STATED GOAL: Please output the lines shown below exactly as they appear.

DATA SUPPLIED:

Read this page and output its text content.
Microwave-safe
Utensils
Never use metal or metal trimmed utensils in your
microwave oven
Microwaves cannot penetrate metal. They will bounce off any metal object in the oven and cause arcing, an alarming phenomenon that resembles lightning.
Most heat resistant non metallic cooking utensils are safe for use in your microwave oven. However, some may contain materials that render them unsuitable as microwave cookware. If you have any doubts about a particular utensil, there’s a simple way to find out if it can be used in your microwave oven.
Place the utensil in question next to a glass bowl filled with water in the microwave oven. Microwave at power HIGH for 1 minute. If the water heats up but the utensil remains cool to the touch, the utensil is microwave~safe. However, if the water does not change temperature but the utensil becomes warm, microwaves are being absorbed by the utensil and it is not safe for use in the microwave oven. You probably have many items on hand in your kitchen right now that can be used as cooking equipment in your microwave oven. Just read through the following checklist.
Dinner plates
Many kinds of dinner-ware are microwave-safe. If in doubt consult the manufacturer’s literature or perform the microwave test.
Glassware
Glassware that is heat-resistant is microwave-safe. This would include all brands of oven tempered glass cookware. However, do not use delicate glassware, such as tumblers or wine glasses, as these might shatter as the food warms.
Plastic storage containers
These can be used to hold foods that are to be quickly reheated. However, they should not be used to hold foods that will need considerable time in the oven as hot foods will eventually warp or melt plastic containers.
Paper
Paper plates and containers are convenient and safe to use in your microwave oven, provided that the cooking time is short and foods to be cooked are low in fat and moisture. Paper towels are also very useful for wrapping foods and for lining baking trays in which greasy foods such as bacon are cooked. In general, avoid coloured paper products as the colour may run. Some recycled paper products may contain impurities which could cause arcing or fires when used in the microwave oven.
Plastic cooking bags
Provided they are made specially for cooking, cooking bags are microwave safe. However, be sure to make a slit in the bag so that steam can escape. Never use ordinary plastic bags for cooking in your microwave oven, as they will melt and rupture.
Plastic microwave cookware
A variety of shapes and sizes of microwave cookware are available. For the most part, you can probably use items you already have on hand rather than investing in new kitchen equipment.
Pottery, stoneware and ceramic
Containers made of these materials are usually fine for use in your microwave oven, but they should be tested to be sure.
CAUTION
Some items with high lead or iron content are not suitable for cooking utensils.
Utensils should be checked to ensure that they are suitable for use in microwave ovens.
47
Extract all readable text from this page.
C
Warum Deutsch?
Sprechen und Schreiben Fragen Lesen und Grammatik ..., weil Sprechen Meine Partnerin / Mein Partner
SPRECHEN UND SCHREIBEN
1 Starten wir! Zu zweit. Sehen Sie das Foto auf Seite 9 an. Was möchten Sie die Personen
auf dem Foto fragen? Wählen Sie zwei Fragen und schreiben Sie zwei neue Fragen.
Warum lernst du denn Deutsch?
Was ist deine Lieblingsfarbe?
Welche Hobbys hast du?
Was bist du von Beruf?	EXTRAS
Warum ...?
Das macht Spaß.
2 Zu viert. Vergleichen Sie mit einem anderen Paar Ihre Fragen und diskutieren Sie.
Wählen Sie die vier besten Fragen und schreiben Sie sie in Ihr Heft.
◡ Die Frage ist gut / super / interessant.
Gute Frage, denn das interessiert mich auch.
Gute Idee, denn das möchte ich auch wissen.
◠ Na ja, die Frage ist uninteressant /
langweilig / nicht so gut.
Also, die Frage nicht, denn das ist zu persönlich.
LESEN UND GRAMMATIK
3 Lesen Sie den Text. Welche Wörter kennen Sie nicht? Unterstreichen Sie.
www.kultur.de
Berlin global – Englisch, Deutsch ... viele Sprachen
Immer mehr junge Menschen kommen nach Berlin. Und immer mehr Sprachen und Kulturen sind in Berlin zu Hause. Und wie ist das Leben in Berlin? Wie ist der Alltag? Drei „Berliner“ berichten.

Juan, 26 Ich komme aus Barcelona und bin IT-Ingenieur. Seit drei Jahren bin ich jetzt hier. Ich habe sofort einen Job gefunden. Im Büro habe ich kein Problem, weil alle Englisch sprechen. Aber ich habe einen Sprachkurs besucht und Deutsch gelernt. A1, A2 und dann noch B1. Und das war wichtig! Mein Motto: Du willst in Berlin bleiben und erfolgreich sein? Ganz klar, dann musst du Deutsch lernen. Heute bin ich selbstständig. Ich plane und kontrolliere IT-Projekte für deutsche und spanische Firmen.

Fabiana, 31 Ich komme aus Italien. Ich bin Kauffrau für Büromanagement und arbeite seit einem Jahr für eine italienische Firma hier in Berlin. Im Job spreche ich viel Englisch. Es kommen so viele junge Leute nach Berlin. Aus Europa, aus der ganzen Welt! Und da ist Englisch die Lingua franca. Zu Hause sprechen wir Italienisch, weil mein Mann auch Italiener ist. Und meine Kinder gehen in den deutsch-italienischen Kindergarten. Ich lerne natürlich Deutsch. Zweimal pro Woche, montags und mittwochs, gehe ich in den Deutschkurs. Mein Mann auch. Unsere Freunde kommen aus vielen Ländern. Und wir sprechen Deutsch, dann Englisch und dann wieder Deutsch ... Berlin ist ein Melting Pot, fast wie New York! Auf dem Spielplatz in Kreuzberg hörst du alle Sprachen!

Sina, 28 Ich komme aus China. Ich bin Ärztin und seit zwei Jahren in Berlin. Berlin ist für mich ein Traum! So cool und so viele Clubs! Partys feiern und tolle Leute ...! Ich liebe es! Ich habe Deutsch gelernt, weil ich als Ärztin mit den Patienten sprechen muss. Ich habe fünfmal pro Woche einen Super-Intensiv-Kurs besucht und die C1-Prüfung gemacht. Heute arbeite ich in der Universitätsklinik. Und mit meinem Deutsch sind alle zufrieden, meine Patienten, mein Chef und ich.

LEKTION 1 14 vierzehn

ANSWER TO THIS EXERCISE:
Read this page and output its text content.
Microwave-safe
Utensils
Never use metal or metal trimmed utensils in your
microwave oven
Microwaves cannot penetrate metal. They will bounce off any metal object in the oven and cause arcing, an alarming phenomenon that resembles lightning.
Most heat resistant non metallic cooking utensils are safe for use in your microwave oven. However, some may contain materials that render them unsuitable as microwave cookware. If you have any doubts about a particular utensil, there’s a simple way to find out if it can be used in your microwave oven.
Place the utensil in question next to a glass bowl filled with water in the microwave oven. Microwave at power HIGH for 1 minute. If the water heats up but the utensil remains cool to the touch, the utensil is microwave~safe. However, if the water does not change temperature but the utensil becomes warm, microwaves are being absorbed by the utensil and it is not safe for use in the microwave oven. You probably have many items on hand in your kitchen right now that can be used as cooking equipment in your microwave oven. Just read through the following checklist.
Dinner plates
Many kinds of dinner-ware are microwave-safe. If in doubt consult the manufacturer’s literature or perform the microwave test.
Glassware
Glassware that is heat-resistant is microwave-safe. This would include all brands of oven tempered glass cookware. However, do not use delicate glassware, such as tumblers or wine glasses, as these might shatter as the food warms.
Plastic storage containers
These can be used to hold foods that are to be quickly reheated. However, they should not be used to hold foods that will need considerable time in the oven as hot foods will eventually warp or melt plastic containers.
Paper
Paper plates and containers are convenient and safe to use in your microwave oven, provided that the cooking time is short and foods to be cooked are low in fat and moisture. Paper towels are also very useful for wrapping foods and for lining baking trays in which greasy foods such as bacon are cooked. In general, avoid coloured paper products as the colour may run. Some recycled paper products may contain impurities which could cause arcing or fires when used in the microwave oven.
Plastic cooking bags
Provided they are made specially for cooking, cooking bags are microwave safe. However, be sure to make a slit in the bag so that steam can escape. Never use ordinary plastic bags for cooking in your microwave oven, as they will melt and rupture.
Plastic microwave cookware
A variety of shapes and sizes of microwave cookware are available. For the most part, you can probably use items you already have on hand rather than investing in new kitchen equipment.
Pottery, stoneware and ceramic
Containers made of these materials are usually fine for use in your microwave oven, but they should be tested to be sure.
CAUTION
Some items with high lead or iron content are not suitable for cooking utensils.
Utensils should be checked to ensure that they are suitable for use in microwave ovens.
47
Extract all readable text from this page.
C
Warum Deutsch?
Sprechen und Schreiben Fragen Lesen und Grammatik ..., weil Sprechen Meine Partnerin / Mein Partner
SPRECHEN UND SCHREIBEN
1 Starten wir! Zu zweit. Sehen Sie das Foto auf Seite 9 an. Was möchten Sie die Personen
auf dem Foto fragen? Wählen Sie zwei Fragen und schreiben Sie zwei neue Fragen.
Warum lernst du denn Deutsch?
Was ist deine Lieblingsfarbe?
Welche Hobbys hast du?
Was bist du von Beruf?	EXTRAS
Warum ...?
Das macht Spaß.
2 Zu viert. Vergleichen Sie mit einem anderen Paar Ihre Fragen und diskutieren Sie.
Wählen Sie die vier besten Fragen und schreiben Sie sie in Ihr Heft.
◡ Die Frage ist gut / super / interessant.
Gute Frage, denn das interessiert mich auch.
Gute Idee, denn das möchte ich auch wissen.
◠ Na ja, die Frage ist uninteressant /
langweilig / nicht so gut.
Also, die Frage nicht, denn das ist zu persönlich.
LESEN UND GRAMMATIK
3 Lesen Sie den Text. Welche Wörter kennen Sie nicht? Unterstreichen Sie.
www.kultur.de
Berlin global – Englisch, Deutsch ... viele Sprachen
Immer mehr junge Menschen kommen nach Berlin. Und immer mehr Sprachen und Kulturen sind in Berlin zu Hause. Und wie ist das Leben in Berlin? Wie ist der Alltag? Drei „Berliner“ berichten.

Juan, 26 Ich komme aus Barcelona und bin IT-Ingenieur. Seit drei Jahren bin ich jetzt hier. Ich habe sofort einen Job gefunden. Im Büro habe ich kein Problem, weil alle Englisch sprechen. Aber ich habe einen Sprachkurs besucht und Deutsch gelernt. A1, A2 und dann noch B1. Und das war wichtig! Mein Motto: Du willst in Berlin bleiben und erfolgreich sein? Ganz klar, dann musst du Deutsch lernen. Heute bin ich selbstständig. Ich plane und kontrolliere IT-Projekte für deutsche und spanische Firmen.

Fabiana, 31 Ich komme aus Italien. Ich bin Kauffrau für Büromanagement und arbeite seit einem Jahr für eine italienische Firma hier in Berlin. Im Job spreche ich viel Englisch. Es kommen so viele junge Leute nach Berlin. Aus Europa, aus der ganzen Welt! Und da ist Englisch die Lingua franca. Zu Hause sprechen wir Italienisch, weil mein Mann auch Italiener ist. Und meine Kinder gehen in den deutsch-italienischen Kindergarten. Ich lerne natürlich Deutsch. Zweimal pro Woche, montags und mittwochs, gehe ich in den Deutschkurs. Mein Mann auch. Unsere Freunde kommen aus vielen Ländern. Und wir sprechen Deutsch, dann Englisch und dann wieder Deutsch ... Berlin ist ein Melting Pot, fast wie New York! Auf dem Spielplatz in Kreuzberg hörst du alle Sprachen!

Sina, 28 Ich komme aus China. Ich bin Ärztin und seit zwei Jahren in Berlin. Berlin ist für mich ein Traum! So cool und so viele Clubs! Partys feiern und tolle Leute ...! Ich liebe es! Ich habe Deutsch gelernt, weil ich als Ärztin mit den Patienten sprechen muss. Ich habe fünfmal pro Woche einen Super-Intensiv-Kurs besucht und die C1-Prüfung gemacht. Heute arbeite ich in der Universitätsklinik. Und mit meinem Deutsch sind alle zufrieden, meine Patienten, mein Chef und ich.

LEKTION 1 14 vierzehn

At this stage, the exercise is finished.